--- SET EXERCISE ---
Identify the lines bearing the string "face" and gather them.

Dataset items:

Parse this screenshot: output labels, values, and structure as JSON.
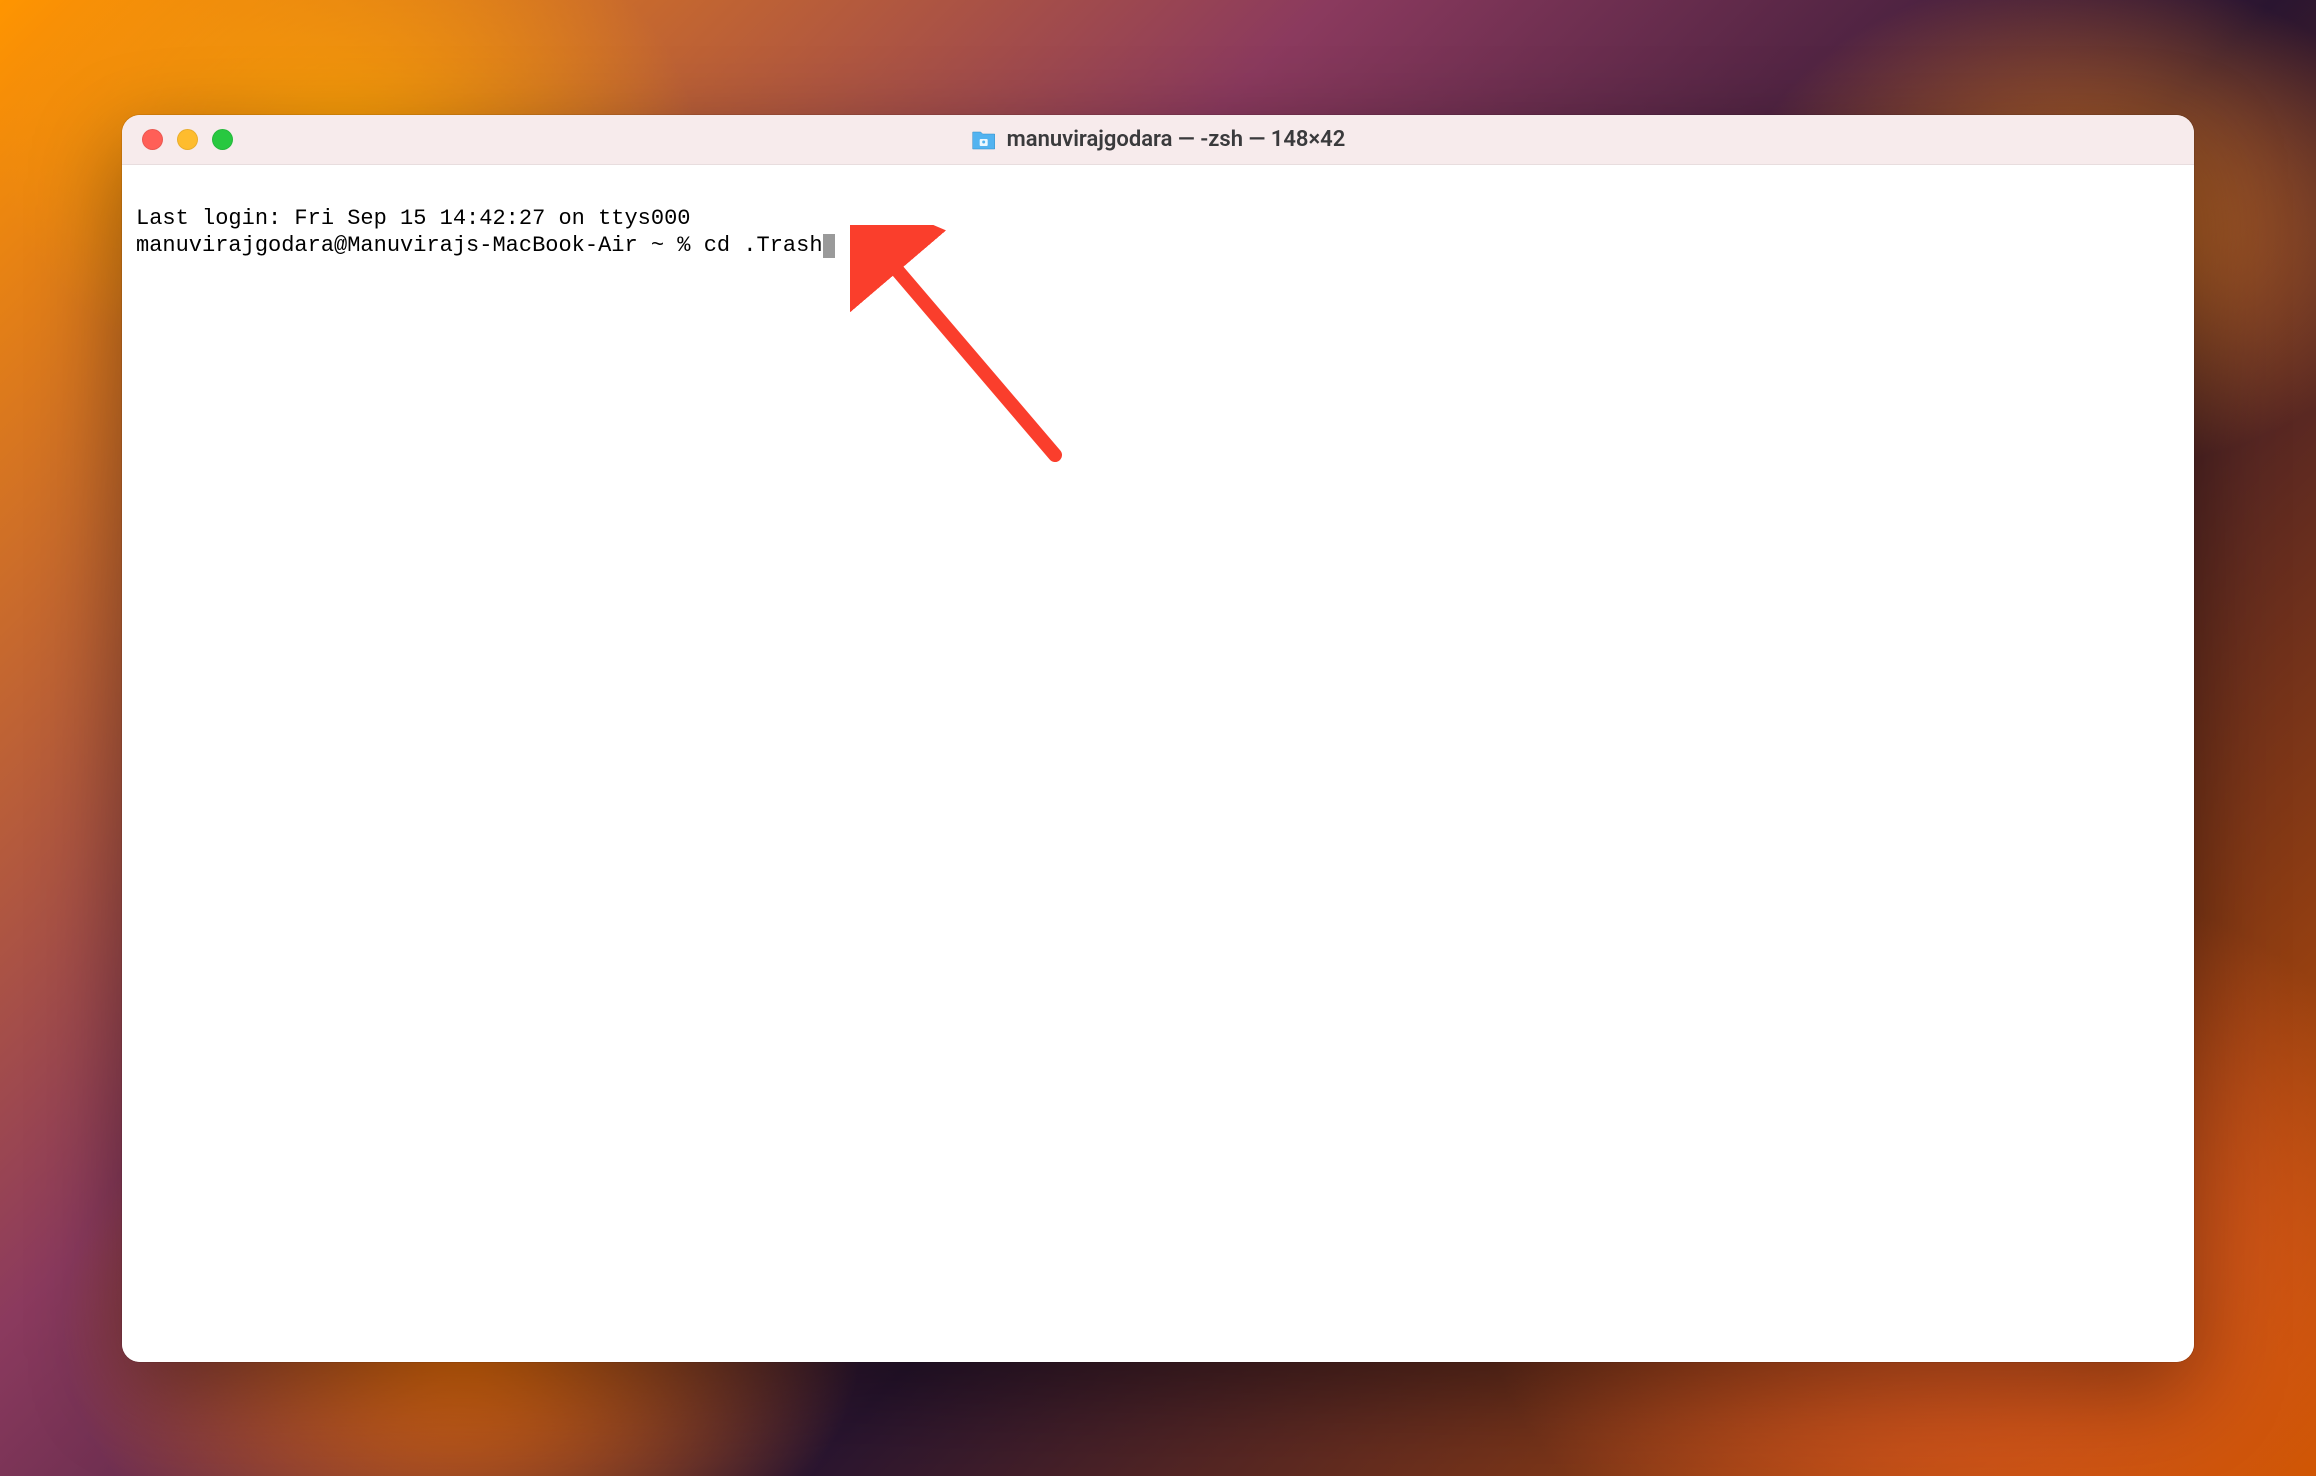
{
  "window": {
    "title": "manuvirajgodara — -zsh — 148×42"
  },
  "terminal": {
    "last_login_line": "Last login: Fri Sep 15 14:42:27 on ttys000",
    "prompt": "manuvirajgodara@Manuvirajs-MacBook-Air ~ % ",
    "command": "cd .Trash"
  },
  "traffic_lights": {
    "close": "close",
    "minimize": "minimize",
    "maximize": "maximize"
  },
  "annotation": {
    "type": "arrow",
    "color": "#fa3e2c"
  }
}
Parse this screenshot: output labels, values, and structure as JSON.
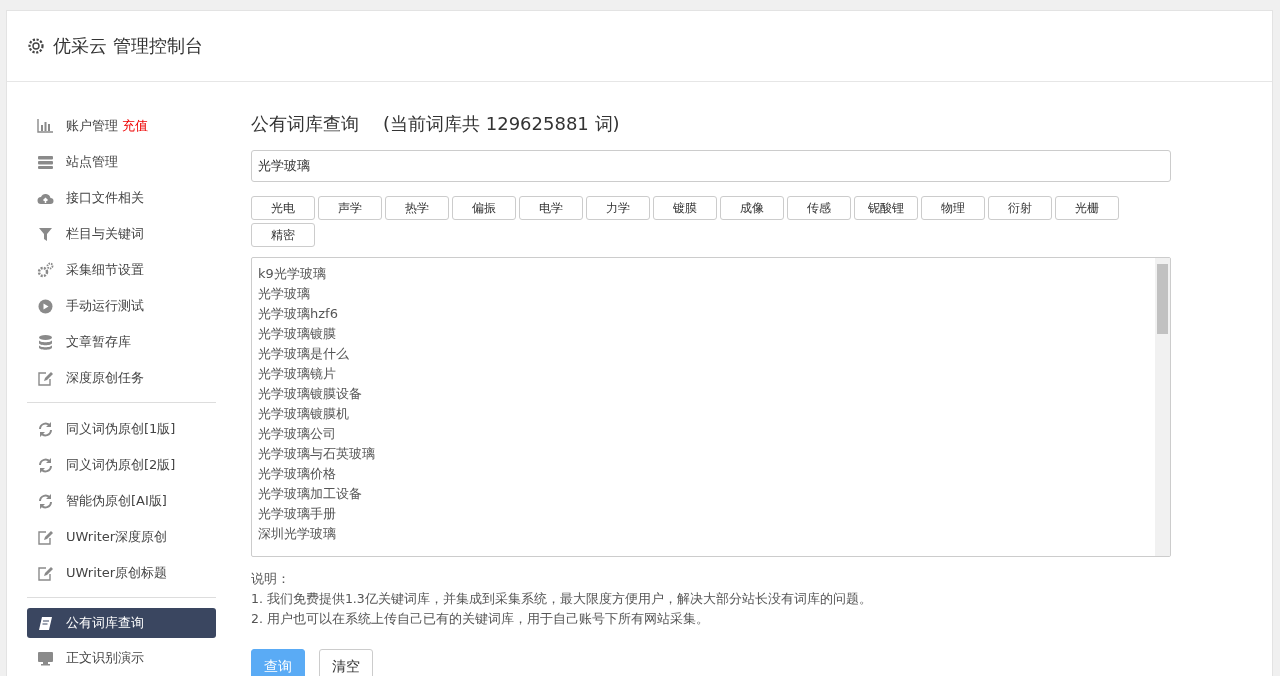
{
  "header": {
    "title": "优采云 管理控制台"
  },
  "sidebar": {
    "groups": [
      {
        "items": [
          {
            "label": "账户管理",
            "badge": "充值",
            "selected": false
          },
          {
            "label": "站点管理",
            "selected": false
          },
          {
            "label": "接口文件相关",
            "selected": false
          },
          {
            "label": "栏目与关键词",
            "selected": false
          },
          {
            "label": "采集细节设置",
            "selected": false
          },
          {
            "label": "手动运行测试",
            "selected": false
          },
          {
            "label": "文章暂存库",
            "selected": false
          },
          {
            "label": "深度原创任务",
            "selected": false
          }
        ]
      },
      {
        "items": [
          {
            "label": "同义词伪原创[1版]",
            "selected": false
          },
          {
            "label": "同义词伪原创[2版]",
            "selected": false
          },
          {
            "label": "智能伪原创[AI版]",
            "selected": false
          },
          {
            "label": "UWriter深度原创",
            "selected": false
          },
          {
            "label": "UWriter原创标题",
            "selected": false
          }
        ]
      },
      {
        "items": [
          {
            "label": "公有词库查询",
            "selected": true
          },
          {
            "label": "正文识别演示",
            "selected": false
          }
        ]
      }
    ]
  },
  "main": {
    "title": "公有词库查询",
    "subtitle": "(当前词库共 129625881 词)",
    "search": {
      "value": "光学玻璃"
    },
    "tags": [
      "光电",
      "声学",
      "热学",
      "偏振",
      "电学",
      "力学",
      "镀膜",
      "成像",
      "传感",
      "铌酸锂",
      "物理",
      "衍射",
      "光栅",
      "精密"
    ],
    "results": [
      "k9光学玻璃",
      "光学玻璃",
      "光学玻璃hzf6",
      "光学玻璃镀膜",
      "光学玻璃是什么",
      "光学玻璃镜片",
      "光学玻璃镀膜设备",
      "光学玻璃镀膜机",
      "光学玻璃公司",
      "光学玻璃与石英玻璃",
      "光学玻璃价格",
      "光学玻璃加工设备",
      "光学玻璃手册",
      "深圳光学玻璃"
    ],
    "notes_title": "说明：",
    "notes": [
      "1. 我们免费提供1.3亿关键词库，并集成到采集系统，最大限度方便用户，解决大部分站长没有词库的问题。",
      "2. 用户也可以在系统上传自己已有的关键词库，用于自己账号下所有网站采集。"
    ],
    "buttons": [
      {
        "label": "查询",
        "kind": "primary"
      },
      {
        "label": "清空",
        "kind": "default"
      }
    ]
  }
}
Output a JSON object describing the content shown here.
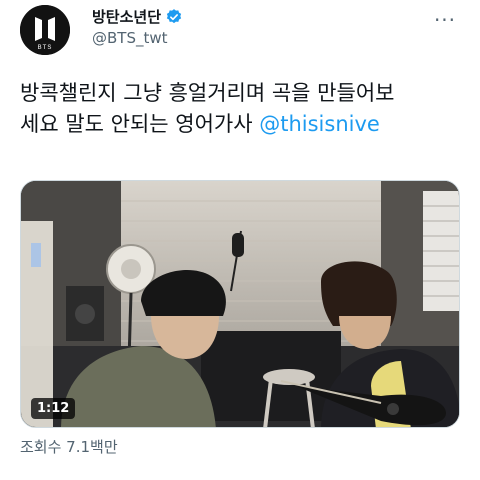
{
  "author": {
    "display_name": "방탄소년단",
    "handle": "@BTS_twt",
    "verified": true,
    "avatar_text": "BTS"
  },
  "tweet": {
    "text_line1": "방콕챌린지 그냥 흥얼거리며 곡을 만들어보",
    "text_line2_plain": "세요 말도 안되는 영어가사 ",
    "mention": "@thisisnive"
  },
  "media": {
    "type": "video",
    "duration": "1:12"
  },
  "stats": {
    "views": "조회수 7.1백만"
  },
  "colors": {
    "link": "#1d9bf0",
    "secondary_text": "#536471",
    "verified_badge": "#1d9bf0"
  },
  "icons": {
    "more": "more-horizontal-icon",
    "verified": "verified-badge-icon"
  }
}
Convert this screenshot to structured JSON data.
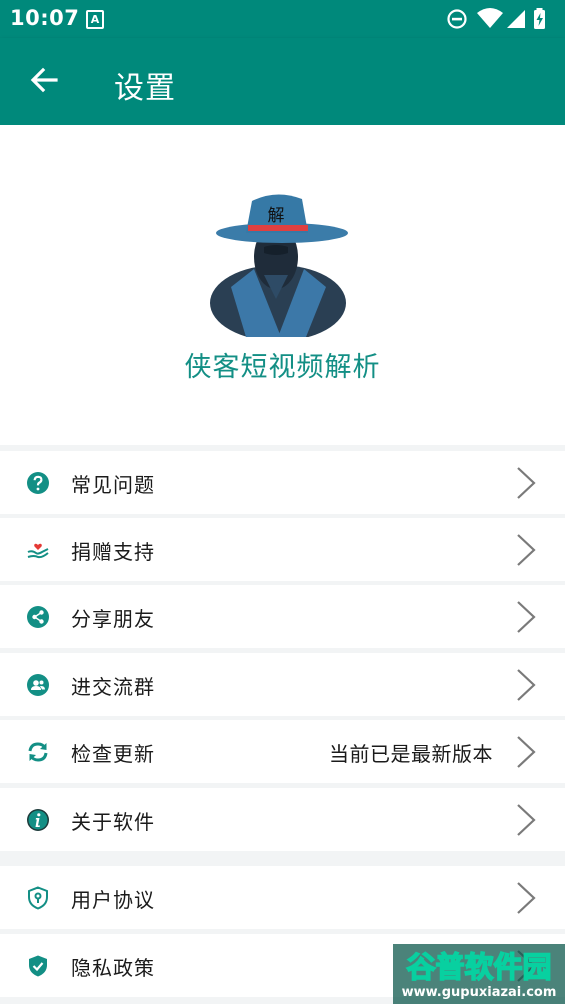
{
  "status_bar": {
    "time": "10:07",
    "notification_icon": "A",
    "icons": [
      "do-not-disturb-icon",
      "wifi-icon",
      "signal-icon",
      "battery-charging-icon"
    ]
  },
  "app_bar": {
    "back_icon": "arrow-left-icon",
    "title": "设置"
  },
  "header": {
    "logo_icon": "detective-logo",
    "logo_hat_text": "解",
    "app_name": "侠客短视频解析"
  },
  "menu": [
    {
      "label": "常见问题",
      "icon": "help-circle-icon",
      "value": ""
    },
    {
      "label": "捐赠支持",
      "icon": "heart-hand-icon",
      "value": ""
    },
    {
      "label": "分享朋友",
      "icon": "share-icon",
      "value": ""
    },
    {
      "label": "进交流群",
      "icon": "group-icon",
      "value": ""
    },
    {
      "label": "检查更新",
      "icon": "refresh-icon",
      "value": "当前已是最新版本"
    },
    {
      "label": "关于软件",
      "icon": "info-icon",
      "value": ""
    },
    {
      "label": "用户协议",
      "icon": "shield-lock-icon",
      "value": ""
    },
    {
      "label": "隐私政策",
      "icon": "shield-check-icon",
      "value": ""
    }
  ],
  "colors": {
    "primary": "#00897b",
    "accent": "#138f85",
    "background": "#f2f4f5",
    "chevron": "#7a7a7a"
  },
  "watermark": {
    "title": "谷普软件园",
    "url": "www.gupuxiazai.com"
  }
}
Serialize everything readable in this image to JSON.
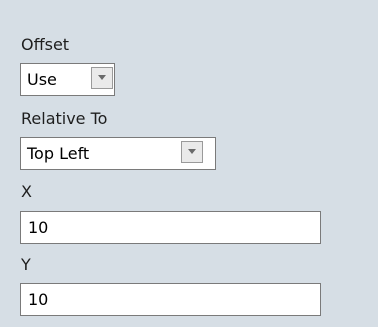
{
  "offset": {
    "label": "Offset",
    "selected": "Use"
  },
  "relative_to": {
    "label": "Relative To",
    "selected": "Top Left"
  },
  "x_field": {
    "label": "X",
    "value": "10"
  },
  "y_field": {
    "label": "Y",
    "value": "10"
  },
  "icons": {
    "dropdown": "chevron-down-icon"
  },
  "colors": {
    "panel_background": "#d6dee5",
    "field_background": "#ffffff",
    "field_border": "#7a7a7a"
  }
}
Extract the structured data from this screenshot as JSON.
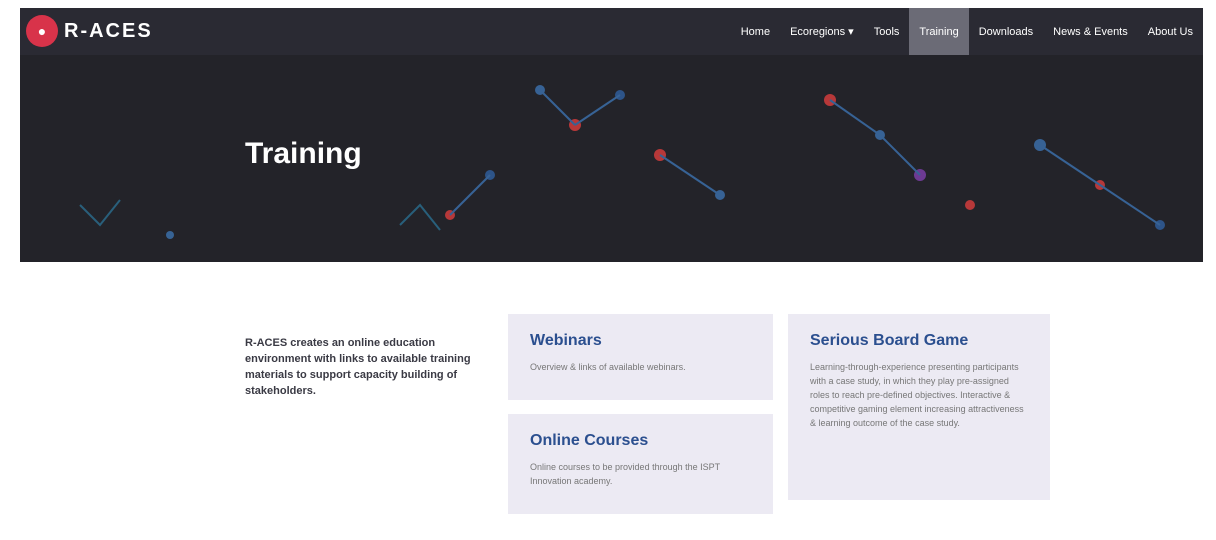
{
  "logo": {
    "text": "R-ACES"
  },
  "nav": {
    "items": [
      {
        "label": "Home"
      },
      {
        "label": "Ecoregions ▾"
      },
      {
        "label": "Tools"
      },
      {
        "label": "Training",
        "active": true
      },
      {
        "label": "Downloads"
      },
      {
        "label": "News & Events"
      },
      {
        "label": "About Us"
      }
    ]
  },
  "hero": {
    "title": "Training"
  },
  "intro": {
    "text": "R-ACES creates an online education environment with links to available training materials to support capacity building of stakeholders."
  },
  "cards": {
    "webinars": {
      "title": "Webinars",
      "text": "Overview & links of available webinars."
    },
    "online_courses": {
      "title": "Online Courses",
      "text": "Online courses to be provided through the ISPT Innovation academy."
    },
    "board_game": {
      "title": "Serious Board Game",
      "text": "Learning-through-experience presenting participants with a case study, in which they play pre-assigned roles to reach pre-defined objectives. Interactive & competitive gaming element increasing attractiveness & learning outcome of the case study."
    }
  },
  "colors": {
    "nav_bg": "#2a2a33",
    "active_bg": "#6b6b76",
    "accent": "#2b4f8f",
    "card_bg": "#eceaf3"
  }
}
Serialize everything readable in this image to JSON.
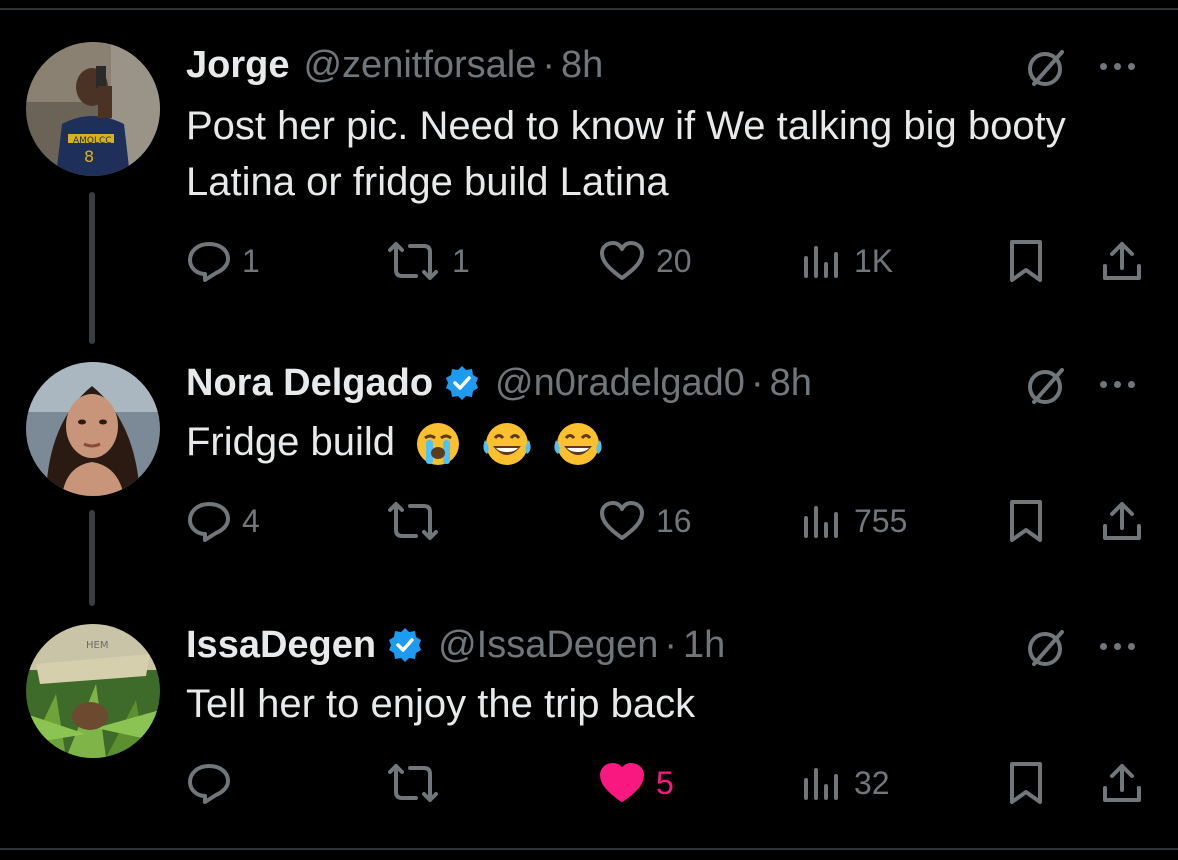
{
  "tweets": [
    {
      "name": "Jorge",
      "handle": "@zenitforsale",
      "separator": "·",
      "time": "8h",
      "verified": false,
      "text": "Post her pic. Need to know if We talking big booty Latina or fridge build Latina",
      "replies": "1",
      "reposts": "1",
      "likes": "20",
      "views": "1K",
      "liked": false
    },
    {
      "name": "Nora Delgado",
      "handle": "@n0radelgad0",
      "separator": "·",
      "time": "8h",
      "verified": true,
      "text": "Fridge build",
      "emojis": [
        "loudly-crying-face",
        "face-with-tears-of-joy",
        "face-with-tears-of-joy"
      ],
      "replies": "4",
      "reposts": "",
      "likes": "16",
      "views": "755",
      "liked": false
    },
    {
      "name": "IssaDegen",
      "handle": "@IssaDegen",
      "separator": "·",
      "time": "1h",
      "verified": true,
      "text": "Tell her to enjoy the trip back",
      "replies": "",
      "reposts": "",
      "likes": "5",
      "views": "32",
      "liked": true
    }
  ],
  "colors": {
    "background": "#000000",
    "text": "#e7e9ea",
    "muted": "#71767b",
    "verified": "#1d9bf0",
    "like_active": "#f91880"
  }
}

--- EXERCISE OUTPUT ---
        "loudly-crying-face",
        "face-with-tears-of-joy",
        "face-with-tears-of-joy"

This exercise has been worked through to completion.